── DATA ENTRIES ──
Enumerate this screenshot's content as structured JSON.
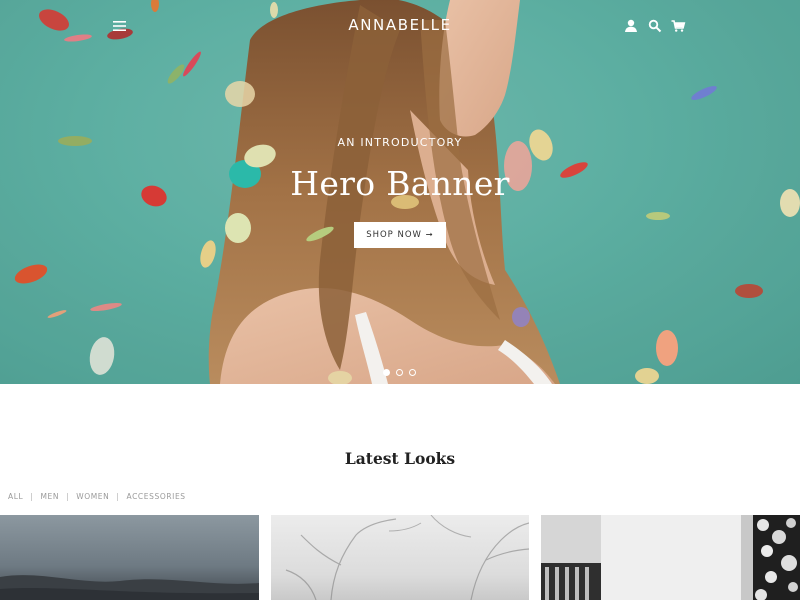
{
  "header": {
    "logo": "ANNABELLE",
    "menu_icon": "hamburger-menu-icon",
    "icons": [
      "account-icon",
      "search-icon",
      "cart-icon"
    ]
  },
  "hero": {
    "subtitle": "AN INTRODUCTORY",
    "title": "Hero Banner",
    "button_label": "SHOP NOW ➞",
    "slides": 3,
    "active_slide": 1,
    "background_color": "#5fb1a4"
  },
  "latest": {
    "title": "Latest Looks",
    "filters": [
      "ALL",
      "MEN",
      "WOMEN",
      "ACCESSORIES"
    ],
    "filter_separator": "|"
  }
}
───
AIM OF THE EXERCISE: Repeat the entries exactly and keep the pictures out of the copy.

RESPONSE BELOW:
Enumerate this screenshot's content as structured JSON.
{
  "header": {
    "logo": "ANNABELLE",
    "menu_icon": "hamburger-menu-icon",
    "icons": [
      "account-icon",
      "search-icon",
      "cart-icon"
    ]
  },
  "hero": {
    "subtitle": "AN INTRODUCTORY",
    "title": "Hero Banner",
    "button_label": "SHOP NOW ➞",
    "slides": 3,
    "active_slide": 1,
    "background_color": "#5fb1a4"
  },
  "latest": {
    "title": "Latest Looks",
    "filters": [
      "ALL",
      "MEN",
      "WOMEN",
      "ACCESSORIES"
    ],
    "filter_separator": "|"
  }
}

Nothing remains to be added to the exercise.